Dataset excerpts
________

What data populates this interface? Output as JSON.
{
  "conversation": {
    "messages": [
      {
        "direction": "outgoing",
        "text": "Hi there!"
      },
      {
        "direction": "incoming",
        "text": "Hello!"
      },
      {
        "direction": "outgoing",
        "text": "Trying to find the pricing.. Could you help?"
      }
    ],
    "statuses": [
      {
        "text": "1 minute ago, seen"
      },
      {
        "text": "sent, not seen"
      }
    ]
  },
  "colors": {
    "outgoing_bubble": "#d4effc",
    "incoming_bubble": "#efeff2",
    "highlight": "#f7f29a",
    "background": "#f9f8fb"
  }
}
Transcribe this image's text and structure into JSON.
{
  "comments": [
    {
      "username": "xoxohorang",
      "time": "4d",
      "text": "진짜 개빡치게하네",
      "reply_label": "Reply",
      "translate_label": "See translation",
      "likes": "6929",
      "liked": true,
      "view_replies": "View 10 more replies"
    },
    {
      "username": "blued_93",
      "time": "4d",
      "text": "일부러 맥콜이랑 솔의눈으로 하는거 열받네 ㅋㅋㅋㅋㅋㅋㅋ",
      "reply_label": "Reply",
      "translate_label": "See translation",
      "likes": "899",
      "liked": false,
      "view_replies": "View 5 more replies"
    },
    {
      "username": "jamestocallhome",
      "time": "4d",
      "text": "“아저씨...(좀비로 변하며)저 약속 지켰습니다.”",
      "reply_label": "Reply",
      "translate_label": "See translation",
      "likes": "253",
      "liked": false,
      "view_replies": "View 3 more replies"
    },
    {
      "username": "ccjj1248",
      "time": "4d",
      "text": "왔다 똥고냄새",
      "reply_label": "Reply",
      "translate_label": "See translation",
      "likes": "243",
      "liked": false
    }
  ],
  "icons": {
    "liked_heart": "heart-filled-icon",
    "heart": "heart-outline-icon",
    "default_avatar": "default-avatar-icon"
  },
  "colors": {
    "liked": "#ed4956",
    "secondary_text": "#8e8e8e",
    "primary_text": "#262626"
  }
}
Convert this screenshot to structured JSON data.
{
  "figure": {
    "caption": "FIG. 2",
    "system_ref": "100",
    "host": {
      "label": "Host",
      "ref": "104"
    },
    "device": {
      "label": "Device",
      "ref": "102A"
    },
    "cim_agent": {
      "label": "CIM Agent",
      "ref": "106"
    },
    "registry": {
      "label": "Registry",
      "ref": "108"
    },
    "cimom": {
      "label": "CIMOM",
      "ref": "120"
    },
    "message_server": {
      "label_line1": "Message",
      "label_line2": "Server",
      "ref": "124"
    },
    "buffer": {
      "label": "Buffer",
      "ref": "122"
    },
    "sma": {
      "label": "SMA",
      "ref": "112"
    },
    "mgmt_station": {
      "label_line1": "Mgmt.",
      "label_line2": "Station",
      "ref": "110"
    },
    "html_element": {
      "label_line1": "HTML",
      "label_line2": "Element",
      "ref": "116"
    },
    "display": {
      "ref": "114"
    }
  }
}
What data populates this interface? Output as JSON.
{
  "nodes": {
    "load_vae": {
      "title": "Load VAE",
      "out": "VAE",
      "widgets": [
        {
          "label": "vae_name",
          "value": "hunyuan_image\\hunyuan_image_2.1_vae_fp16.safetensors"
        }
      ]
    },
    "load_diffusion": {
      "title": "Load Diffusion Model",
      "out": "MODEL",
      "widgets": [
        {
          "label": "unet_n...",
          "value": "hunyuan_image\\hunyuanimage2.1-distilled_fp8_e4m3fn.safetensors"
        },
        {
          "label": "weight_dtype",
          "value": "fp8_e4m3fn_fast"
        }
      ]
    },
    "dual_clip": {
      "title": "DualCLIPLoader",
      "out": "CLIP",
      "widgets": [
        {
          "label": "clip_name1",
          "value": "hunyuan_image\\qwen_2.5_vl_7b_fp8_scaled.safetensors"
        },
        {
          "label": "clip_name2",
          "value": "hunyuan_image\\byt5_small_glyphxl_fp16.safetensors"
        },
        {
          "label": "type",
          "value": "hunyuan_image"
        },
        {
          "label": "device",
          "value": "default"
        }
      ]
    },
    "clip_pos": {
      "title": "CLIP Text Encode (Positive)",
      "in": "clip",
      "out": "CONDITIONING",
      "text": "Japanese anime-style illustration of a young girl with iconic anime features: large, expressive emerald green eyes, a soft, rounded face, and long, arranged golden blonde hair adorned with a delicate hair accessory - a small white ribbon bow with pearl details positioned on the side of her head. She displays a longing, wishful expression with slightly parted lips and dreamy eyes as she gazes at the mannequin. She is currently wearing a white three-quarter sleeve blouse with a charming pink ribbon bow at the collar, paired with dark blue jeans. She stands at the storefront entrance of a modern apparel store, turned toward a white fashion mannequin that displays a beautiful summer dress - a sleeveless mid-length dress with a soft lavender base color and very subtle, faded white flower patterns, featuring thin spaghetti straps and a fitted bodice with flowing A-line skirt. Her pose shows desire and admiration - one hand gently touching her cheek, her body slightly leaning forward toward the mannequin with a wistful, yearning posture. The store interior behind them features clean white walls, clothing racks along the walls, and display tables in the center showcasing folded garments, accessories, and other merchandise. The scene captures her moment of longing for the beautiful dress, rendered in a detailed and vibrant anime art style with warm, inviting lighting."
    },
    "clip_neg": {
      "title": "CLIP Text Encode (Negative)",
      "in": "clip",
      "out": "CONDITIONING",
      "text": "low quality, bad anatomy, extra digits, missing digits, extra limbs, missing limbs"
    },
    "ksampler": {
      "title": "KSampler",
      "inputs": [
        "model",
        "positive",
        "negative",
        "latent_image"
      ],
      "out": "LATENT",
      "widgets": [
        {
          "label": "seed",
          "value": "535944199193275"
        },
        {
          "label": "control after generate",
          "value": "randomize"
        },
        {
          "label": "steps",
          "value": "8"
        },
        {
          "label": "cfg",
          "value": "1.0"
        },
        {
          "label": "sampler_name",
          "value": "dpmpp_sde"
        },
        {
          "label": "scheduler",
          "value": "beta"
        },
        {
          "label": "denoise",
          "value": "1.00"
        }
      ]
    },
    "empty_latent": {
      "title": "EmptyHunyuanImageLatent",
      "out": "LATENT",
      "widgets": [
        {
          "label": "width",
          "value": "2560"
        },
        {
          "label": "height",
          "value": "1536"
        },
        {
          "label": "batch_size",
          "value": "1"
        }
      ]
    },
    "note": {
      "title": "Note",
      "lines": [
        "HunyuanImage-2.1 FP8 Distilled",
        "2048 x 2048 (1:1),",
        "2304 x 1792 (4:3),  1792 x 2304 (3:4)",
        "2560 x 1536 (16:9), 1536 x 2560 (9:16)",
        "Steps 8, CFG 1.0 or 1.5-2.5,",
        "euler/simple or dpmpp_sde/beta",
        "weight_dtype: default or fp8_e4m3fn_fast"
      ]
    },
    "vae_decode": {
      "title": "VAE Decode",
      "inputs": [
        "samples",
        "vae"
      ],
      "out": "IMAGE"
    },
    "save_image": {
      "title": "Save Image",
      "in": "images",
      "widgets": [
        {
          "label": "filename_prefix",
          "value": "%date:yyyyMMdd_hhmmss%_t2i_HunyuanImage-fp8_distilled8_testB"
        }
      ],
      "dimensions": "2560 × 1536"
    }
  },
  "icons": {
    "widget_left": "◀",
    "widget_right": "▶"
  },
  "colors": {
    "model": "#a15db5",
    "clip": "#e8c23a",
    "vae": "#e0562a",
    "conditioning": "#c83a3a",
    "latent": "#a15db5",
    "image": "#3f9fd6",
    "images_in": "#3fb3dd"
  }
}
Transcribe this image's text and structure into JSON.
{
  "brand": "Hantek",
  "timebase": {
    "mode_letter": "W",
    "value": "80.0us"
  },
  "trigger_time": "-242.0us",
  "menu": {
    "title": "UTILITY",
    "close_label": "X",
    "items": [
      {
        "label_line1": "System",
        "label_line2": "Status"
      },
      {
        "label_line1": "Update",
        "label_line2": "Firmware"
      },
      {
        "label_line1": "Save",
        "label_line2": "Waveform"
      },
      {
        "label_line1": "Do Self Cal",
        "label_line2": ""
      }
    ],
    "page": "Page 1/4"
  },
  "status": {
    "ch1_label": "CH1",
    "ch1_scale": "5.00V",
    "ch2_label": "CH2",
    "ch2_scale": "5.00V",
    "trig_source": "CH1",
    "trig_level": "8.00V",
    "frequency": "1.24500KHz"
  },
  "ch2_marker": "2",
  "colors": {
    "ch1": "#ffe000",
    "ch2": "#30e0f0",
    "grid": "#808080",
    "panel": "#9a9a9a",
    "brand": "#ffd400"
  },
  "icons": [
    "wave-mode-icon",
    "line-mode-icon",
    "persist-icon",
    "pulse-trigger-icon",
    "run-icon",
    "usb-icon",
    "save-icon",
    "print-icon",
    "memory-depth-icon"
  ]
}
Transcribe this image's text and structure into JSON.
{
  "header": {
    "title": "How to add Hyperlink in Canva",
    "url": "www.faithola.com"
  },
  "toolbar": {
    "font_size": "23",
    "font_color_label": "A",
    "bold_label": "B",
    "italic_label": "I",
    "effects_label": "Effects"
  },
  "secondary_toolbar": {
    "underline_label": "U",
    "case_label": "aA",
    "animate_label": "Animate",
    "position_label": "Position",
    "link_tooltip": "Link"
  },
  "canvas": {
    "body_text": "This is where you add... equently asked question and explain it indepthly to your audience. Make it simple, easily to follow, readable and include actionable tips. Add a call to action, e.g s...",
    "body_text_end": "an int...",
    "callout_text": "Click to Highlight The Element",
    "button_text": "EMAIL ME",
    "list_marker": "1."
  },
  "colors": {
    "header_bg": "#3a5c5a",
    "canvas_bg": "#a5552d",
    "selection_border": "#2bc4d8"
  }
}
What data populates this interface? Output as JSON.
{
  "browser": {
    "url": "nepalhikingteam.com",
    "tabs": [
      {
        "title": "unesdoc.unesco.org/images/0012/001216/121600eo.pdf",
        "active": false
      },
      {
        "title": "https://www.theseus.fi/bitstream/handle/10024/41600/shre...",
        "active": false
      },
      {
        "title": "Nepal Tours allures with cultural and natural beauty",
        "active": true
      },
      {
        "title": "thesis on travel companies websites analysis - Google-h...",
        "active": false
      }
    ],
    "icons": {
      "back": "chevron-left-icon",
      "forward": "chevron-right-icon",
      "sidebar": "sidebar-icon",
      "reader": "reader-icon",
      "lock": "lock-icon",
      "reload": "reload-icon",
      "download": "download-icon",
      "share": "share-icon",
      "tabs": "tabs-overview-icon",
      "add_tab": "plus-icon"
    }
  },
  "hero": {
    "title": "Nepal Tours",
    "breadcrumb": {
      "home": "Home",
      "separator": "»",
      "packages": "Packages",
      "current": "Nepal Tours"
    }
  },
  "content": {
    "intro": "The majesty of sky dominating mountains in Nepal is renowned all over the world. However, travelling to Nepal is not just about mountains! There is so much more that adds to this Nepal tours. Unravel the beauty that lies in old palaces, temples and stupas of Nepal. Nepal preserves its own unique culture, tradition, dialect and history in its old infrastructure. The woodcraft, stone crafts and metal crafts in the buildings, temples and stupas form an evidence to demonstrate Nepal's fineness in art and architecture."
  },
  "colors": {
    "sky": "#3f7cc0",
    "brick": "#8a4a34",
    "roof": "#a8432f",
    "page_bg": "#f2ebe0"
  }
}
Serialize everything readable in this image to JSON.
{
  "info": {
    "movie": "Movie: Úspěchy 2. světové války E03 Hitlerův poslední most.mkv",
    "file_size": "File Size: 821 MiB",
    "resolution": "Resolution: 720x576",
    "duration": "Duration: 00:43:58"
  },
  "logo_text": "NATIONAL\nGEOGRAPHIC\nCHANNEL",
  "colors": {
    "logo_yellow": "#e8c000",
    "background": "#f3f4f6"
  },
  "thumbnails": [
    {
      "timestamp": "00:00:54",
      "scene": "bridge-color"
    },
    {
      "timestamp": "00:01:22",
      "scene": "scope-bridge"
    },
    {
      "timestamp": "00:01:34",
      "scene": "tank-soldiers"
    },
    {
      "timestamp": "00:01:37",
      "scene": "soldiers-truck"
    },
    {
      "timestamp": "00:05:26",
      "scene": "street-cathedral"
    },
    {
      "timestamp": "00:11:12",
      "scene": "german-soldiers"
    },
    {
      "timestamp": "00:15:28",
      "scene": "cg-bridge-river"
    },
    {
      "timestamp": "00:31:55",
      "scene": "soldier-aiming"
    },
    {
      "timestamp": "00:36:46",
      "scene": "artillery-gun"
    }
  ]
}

________

◆ Work to do ◆
Find the lines with the string "safetensors" and reproduce them.

◆ Exercise result ◆
          "value": "hunyuan_image\\hunyuan_image_2.1_vae_fp16.safetensors"
          "value": "hunyuan_image\\hunyuanimage2.1-distilled_fp8_e4m3fn.safetensors"
          "value": "hunyuan_image\\qwen_2.5_vl_7b_fp8_scaled.safetensors"
          "value": "hunyuan_image\\byt5_small_glyphxl_fp16.safetensors"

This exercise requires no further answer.